## STATED EXERCISE
How many of the lines below hold the word "河北传媒学院"? Answer only with the number.

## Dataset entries
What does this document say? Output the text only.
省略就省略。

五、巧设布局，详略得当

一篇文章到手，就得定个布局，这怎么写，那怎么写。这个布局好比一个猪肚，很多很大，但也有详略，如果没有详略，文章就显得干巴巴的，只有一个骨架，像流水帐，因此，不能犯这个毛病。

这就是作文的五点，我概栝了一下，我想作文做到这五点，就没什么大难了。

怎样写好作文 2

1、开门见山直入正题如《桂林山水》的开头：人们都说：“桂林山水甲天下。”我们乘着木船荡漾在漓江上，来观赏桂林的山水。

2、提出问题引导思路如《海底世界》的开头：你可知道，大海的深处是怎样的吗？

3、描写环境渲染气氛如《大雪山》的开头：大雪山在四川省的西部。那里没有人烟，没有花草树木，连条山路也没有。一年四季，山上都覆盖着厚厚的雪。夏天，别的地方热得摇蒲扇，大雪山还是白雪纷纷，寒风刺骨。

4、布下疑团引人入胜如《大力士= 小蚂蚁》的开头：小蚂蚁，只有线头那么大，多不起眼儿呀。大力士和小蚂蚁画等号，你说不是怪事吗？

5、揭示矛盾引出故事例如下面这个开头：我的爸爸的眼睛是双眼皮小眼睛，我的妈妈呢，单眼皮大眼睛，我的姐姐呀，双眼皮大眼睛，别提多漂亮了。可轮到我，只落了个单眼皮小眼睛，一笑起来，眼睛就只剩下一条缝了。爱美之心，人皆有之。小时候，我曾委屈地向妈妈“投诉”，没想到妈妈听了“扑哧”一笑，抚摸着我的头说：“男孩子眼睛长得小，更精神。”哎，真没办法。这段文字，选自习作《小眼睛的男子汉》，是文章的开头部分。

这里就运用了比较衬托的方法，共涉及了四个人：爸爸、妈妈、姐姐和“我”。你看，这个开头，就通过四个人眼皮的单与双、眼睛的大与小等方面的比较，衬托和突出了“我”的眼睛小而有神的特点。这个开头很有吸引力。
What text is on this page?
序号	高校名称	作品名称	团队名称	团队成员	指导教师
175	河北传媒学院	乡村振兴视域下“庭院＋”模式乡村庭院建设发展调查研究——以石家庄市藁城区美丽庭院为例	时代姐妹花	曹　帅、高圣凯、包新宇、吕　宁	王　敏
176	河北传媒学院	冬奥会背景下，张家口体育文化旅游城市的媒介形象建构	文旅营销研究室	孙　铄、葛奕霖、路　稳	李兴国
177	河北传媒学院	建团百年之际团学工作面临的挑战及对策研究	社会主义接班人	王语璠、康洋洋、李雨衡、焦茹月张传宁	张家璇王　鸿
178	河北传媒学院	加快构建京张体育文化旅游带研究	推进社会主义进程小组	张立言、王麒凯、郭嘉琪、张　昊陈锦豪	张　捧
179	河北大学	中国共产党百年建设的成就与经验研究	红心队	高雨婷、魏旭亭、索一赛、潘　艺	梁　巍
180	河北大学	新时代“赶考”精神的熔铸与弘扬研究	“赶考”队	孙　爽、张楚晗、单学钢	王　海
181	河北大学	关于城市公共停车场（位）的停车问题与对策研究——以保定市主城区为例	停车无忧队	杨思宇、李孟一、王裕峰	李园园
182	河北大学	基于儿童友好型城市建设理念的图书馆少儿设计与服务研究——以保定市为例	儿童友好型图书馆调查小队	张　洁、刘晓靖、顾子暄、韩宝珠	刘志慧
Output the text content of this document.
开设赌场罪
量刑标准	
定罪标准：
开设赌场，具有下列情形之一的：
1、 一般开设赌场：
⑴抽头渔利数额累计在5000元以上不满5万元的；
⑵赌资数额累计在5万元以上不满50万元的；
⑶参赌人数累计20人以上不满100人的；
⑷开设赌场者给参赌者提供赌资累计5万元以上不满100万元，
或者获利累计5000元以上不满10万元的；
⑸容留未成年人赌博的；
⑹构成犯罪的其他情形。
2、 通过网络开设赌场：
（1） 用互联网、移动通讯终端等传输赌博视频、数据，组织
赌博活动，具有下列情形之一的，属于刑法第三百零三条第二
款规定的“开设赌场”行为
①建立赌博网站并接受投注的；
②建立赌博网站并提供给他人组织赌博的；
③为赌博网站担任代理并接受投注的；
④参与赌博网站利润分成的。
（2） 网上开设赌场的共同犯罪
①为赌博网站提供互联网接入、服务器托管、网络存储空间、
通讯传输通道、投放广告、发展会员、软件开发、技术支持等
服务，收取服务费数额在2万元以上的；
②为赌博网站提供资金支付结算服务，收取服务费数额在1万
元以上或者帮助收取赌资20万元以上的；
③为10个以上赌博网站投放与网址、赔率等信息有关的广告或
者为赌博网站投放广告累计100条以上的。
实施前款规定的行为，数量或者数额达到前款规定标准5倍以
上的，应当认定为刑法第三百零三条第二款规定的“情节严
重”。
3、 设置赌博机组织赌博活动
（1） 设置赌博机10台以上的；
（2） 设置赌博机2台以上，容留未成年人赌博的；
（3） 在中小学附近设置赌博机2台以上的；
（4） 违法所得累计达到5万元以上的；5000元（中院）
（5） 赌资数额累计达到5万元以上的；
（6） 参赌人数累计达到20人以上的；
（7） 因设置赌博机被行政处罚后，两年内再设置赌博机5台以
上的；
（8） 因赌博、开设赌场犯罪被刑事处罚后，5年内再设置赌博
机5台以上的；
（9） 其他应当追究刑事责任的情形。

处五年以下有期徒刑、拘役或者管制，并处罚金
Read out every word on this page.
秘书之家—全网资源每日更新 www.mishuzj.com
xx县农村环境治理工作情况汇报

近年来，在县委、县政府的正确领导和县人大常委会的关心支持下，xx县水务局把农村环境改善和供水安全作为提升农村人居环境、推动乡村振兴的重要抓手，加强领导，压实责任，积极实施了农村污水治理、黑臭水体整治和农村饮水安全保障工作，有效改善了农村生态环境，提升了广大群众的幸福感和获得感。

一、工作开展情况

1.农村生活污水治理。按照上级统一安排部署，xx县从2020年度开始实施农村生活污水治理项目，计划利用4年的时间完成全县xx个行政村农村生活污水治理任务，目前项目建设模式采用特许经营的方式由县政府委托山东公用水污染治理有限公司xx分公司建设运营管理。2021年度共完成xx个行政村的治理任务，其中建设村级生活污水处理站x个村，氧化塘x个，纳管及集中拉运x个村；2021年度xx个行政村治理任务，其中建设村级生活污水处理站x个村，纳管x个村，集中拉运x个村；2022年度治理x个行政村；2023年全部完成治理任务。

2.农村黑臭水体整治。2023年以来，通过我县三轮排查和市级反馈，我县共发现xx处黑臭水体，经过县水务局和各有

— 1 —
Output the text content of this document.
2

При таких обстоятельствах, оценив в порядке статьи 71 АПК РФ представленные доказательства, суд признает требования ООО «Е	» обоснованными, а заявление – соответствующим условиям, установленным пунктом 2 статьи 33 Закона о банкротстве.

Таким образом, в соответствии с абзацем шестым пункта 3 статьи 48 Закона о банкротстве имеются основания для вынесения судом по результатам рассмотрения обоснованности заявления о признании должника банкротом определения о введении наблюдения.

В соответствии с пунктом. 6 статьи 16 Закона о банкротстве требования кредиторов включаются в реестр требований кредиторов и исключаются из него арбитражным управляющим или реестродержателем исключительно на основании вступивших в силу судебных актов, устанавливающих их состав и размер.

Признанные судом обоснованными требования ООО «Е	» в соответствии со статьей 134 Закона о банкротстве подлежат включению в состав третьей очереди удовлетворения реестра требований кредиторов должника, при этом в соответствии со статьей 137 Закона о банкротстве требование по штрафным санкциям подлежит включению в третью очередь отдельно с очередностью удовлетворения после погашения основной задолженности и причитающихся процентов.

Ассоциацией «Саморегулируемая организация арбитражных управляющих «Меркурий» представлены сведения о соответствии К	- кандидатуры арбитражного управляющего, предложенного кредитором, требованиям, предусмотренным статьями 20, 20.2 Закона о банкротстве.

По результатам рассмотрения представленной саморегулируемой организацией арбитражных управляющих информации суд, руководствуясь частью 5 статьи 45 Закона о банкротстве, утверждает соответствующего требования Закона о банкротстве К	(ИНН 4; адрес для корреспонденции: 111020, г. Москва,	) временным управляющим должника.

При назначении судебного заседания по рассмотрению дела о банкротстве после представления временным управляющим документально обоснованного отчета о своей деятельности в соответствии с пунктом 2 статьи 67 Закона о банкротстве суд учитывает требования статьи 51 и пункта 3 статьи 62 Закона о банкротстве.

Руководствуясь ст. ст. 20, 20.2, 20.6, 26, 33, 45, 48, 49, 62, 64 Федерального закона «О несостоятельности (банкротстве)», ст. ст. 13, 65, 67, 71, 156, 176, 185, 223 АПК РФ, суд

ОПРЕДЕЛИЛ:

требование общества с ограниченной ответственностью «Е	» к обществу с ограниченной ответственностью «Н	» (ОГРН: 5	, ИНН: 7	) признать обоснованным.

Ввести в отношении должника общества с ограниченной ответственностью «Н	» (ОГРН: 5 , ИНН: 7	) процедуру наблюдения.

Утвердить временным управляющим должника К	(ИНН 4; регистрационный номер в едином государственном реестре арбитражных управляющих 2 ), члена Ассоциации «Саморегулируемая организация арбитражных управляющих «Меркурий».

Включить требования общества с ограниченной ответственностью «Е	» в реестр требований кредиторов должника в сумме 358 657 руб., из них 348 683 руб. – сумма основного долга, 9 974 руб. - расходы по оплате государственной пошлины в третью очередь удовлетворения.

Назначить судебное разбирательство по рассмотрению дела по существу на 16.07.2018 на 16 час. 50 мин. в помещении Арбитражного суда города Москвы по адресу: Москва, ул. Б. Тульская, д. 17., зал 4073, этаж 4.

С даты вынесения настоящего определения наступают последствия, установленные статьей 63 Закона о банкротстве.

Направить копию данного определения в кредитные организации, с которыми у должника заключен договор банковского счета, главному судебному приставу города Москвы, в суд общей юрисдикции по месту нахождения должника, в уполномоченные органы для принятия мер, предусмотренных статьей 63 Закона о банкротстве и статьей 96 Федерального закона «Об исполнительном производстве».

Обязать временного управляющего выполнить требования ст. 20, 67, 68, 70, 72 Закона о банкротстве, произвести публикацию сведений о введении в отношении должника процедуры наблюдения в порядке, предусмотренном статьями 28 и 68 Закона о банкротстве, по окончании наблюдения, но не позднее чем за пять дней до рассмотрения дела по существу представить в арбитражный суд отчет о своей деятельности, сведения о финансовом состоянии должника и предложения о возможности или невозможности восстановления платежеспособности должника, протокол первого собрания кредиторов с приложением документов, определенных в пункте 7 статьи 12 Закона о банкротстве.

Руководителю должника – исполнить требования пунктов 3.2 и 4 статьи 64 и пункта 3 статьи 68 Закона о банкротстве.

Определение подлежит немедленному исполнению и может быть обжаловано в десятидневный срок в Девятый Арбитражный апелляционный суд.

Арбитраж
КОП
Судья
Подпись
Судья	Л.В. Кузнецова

## CORRECT OUTPUT
4